Read the data and repeat all of it exactly.

Items listed in a dataset:
#####
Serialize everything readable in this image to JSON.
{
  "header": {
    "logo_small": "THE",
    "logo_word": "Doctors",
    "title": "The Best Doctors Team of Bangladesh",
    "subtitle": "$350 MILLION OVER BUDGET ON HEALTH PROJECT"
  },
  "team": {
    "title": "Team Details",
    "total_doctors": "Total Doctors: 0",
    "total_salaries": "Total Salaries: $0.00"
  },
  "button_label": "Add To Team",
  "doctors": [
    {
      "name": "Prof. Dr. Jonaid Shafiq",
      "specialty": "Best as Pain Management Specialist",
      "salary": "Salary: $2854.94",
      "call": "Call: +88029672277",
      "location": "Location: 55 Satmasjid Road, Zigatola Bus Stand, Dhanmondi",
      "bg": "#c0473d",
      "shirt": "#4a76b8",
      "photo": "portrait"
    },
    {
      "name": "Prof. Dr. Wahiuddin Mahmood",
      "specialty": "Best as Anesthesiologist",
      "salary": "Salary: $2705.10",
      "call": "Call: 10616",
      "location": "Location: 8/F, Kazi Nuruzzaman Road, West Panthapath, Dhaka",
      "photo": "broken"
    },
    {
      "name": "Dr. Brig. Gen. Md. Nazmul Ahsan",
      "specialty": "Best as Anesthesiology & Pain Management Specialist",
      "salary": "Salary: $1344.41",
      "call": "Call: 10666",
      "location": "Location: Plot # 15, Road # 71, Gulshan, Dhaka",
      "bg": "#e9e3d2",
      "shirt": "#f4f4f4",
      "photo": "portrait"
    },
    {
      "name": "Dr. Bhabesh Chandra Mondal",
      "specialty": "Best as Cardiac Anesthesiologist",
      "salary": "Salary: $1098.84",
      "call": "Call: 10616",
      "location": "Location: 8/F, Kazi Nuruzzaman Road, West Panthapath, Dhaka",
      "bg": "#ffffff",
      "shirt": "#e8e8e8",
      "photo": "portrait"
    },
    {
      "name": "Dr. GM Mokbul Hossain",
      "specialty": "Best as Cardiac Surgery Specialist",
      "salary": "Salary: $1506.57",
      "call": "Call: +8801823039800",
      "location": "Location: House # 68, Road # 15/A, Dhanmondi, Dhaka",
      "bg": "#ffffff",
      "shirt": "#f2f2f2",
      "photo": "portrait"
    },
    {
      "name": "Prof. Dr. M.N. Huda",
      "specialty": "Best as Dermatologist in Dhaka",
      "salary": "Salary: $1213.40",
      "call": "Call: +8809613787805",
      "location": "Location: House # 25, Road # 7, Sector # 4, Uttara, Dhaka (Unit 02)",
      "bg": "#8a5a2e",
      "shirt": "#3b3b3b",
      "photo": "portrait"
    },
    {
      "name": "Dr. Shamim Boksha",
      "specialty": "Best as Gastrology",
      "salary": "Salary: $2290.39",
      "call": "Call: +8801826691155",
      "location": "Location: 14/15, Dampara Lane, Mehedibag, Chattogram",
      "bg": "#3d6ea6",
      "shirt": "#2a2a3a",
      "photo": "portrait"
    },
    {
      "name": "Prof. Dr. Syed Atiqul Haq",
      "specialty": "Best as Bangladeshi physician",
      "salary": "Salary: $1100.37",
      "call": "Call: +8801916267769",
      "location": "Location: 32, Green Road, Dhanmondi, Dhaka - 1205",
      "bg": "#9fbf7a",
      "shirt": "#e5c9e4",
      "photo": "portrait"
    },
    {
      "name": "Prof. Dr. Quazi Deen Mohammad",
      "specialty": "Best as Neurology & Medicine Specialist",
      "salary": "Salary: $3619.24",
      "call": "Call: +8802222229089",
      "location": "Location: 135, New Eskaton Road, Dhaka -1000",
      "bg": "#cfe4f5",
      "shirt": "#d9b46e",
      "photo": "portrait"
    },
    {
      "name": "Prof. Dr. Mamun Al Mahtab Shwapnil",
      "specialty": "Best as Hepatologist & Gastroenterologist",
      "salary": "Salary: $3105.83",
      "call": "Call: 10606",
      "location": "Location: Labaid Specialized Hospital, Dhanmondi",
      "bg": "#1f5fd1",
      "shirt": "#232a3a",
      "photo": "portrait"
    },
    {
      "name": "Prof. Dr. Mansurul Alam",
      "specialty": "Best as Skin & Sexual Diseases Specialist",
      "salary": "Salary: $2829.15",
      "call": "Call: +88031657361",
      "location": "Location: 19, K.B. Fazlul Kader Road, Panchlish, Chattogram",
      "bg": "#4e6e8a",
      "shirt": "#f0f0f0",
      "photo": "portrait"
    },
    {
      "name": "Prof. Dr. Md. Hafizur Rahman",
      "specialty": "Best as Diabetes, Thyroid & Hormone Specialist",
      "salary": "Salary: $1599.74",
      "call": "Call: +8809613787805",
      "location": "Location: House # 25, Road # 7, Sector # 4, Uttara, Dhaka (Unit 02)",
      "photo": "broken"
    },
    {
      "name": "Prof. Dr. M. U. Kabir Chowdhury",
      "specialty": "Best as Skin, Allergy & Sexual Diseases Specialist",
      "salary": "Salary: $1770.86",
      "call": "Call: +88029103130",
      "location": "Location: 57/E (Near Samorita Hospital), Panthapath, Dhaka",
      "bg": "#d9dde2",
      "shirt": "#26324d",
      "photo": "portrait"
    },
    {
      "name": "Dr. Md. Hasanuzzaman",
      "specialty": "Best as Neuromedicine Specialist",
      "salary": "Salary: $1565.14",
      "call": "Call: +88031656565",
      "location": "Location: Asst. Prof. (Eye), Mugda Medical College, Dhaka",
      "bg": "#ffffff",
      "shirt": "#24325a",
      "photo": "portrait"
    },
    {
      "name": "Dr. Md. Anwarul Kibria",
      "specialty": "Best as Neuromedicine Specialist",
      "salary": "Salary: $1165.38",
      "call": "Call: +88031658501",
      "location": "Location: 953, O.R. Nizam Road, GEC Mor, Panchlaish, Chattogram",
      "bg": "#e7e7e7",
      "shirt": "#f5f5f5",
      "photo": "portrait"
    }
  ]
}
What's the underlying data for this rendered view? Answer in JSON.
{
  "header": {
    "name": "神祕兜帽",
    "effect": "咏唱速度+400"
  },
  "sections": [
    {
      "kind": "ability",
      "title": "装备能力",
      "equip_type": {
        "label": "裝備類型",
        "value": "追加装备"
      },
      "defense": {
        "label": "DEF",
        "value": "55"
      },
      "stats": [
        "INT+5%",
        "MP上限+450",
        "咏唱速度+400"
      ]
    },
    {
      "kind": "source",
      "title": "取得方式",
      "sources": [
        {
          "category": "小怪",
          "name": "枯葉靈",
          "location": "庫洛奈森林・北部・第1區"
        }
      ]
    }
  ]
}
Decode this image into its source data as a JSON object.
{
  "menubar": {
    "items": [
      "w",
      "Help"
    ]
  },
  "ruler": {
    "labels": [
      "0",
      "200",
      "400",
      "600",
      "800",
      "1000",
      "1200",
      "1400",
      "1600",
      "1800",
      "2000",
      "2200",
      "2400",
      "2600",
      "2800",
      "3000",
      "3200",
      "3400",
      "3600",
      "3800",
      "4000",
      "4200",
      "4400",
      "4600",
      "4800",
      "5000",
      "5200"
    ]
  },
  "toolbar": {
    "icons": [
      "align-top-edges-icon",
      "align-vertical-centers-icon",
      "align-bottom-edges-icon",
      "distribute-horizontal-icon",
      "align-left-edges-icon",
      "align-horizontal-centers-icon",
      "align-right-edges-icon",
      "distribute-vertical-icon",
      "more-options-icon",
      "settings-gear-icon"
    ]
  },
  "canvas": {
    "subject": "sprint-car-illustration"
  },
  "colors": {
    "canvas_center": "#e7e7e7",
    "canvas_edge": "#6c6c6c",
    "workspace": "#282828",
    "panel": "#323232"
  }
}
#####
**Exercise result**
Serialize everything readable in this image to JSON.
{
  "header": {
    "logo_small": "THE",
    "logo_word": "Doctors",
    "title": "The Best Doctors Team of Bangladesh",
    "subtitle": "$350 MILLION OVER BUDGET ON HEALTH PROJECT"
  },
  "team": {
    "title": "Team Details",
    "total_doctors": "Total Doctors: 0",
    "total_salaries": "Total Salaries: $0.00"
  },
  "button_label": "Add To Team",
  "doctors": [
    {
      "name": "Prof. Dr. Jonaid Shafiq",
      "specialty": "Best as Pain Management Specialist",
      "salary": "Salary: $2854.94",
      "call": "Call: +88029672277",
      "location": "Location: 55 Satmasjid Road, Zigatola Bus Stand, Dhanmondi",
      "bg": "#c0473d",
      "shirt": "#4a76b8",
      "photo": "portrait"
    },
    {
      "name": "Prof. Dr. Wahiuddin Mahmood",
      "specialty": "Best as Anesthesiologist",
      "salary": "Salary: $2705.10",
      "call": "Call: 10616",
      "location": "Location: 8/F, Kazi Nuruzzaman Road, West Panthapath, Dhaka",
      "photo": "broken"
    },
    {
      "name": "Dr. Brig. Gen. Md. Nazmul Ahsan",
      "specialty": "Best as Anesthesiology & Pain Management Specialist",
      "salary": "Salary: $1344.41",
      "call": "Call: 10666",
      "location": "Location: Plot # 15, Road # 71, Gulshan, Dhaka",
      "bg": "#e9e3d2",
      "shirt": "#f4f4f4",
      "photo": "portrait"
    },
    {
      "name": "Dr. Bhabesh Chandra Mondal",
      "specialty": "Best as Cardiac Anesthesiologist",
      "salary": "Salary: $1098.84",
      "call": "Call: 10616",
      "location": "Location: 8/F, Kazi Nuruzzaman Road, West Panthapath, Dhaka",
      "bg": "#ffffff",
      "shirt": "#e8e8e8",
      "photo": "portrait"
    },
    {
      "name": "Dr. GM Mokbul Hossain",
      "specialty": "Best as Cardiac Surgery Specialist",
      "salary": "Salary: $1506.57",
      "call": "Call: +8801823039800",
      "location": "Location: House # 68, Road # 15/A, Dhanmondi, Dhaka",
      "bg": "#ffffff",
      "shirt": "#f2f2f2",
      "photo": "portrait"
    },
    {
      "name": "Prof. Dr. M.N. Huda",
      "specialty": "Best as Dermatologist in Dhaka",
      "salary": "Salary: $1213.40",
      "call": "Call: +8809613787805",
      "location": "Location: House # 25, Road # 7, Sector # 4, Uttara, Dhaka (Unit 02)",
      "bg": "#8a5a2e",
      "shirt": "#3b3b3b",
      "photo": "portrait"
    },
    {
      "name": "Dr. Shamim Boksha",
      "specialty": "Best as Gastrology",
      "salary": "Salary: $2290.39",
      "call": "Call: +8801826691155",
      "location": "Location: 14/15, Dampara Lane, Mehedibag, Chattogram",
      "bg": "#3d6ea6",
      "shirt": "#2a2a3a",
      "photo": "portrait"
    },
    {
      "name": "Prof. Dr. Syed Atiqul Haq",
      "specialty": "Best as Bangladeshi physician",
      "salary": "Salary: $1100.37",
      "call": "Call: +8801916267769",
      "location": "Location: 32, Green Road, Dhanmondi, Dhaka - 1205",
      "bg": "#9fbf7a",
      "shirt": "#e5c9e4",
      "photo": "portrait"
    },
    {
      "name": "Prof. Dr. Quazi Deen Mohammad",
      "specialty": "Best as Neurology & Medicine Specialist",
      "salary": "Salary: $3619.24",
      "call": "Call: +8802222229089",
      "location": "Location: 135, New Eskaton Road, Dhaka -1000",
      "bg": "#cfe4f5",
      "shirt": "#d9b46e",
      "photo": "portrait"
    },
    {
      "name": "Prof. Dr. Mamun Al Mahtab Shwapnil",
      "specialty": "Best as Hepatologist & Gastroenterologist",
      "salary": "Salary: $3105.83",
      "call": "Call: 10606",
      "location": "Location: Labaid Specialized Hospital, Dhanmondi",
      "bg": "#1f5fd1",
      "shirt": "#232a3a",
      "photo": "portrait"
    },
    {
      "name": "Prof. Dr. Mansurul Alam",
      "specialty": "Best as Skin & Sexual Diseases Specialist",
      "salary": "Salary: $2829.15",
      "call": "Call: +88031657361",
      "location": "Location: 19, K.B. Fazlul Kader Road, Panchlish, Chattogram",
      "bg": "#4e6e8a",
      "shirt": "#f0f0f0",
      "photo": "portrait"
    },
    {
      "name": "Prof. Dr. Md. Hafizur Rahman",
      "specialty": "Best as Diabetes, Thyroid & Hormone Specialist",
      "salary": "Salary: $1599.74",
      "call": "Call: +8809613787805",
      "location": "Location: House # 25, Road # 7, Sector # 4, Uttara, Dhaka (Unit 02)",
      "photo": "broken"
    },
    {
      "name": "Prof. Dr. M. U. Kabir Chowdhury",
      "specialty": "Best as Skin, Allergy & Sexual Diseases Specialist",
      "salary": "Salary: $1770.86",
      "call": "Call: +88029103130",
      "location": "Location: 57/E (Near Samorita Hospital), Panthapath, Dhaka",
      "bg": "#d9dde2",
      "shirt": "#26324d",
      "photo": "portrait"
    },
    {
      "name": "Dr. Md. Hasanuzzaman",
      "specialty": "Best as Neuromedicine Specialist",
      "salary": "Salary: $1565.14",
      "call": "Call: +88031656565",
      "location": "Location: Asst. Prof. (Eye), Mugda Medical College, Dhaka",
      "bg": "#ffffff",
      "shirt": "#24325a",
      "photo": "portrait"
    },
    {
      "name": "Dr. Md. Anwarul Kibria",
      "specialty": "Best as Neuromedicine Specialist",
      "salary": "Salary: $1165.38",
      "call": "Call: +88031658501",
      "location": "Location: 953, O.R. Nizam Road, GEC Mor, Panchlaish, Chattogram",
      "bg": "#e7e7e7",
      "shirt": "#f5f5f5",
      "photo": "portrait"
    }
  ]
}
What's the underlying data for this rendered view? Answer in JSON.
{
  "header": {
    "name": "神祕兜帽",
    "effect": "咏唱速度+400"
  },
  "sections": [
    {
      "kind": "ability",
      "title": "装备能力",
      "equip_type": {
        "label": "裝備類型",
        "value": "追加装备"
      },
      "defense": {
        "label": "DEF",
        "value": "55"
      },
      "stats": [
        "INT+5%",
        "MP上限+450",
        "咏唱速度+400"
      ]
    },
    {
      "kind": "source",
      "title": "取得方式",
      "sources": [
        {
          "category": "小怪",
          "name": "枯葉靈",
          "location": "庫洛奈森林・北部・第1區"
        }
      ]
    }
  ]
}
Decode this image into its source data as a JSON object.
{
  "menubar": {
    "items": [
      "w",
      "Help"
    ]
  },
  "ruler": {
    "labels": [
      "0",
      "200",
      "400",
      "600",
      "800",
      "1000",
      "1200",
      "1400",
      "1600",
      "1800",
      "2000",
      "2200",
      "2400",
      "2600",
      "2800",
      "3000",
      "3200",
      "3400",
      "3600",
      "3800",
      "4000",
      "4200",
      "4400",
      "4600",
      "4800",
      "5000",
      "5200"
    ]
  },
  "toolbar": {
    "icons": [
      "align-top-edges-icon",
      "align-vertical-centers-icon",
      "align-bottom-edges-icon",
      "distribute-horizontal-icon",
      "align-left-edges-icon",
      "align-horizontal-centers-icon",
      "align-right-edges-icon",
      "distribute-vertical-icon",
      "more-options-icon",
      "settings-gear-icon"
    ]
  },
  "canvas": {
    "subject": "sprint-car-illustration"
  },
  "colors": {
    "canvas_center": "#e7e7e7",
    "canvas_edge": "#6c6c6c",
    "workspace": "#282828",
    "panel": "#323232"
  }
}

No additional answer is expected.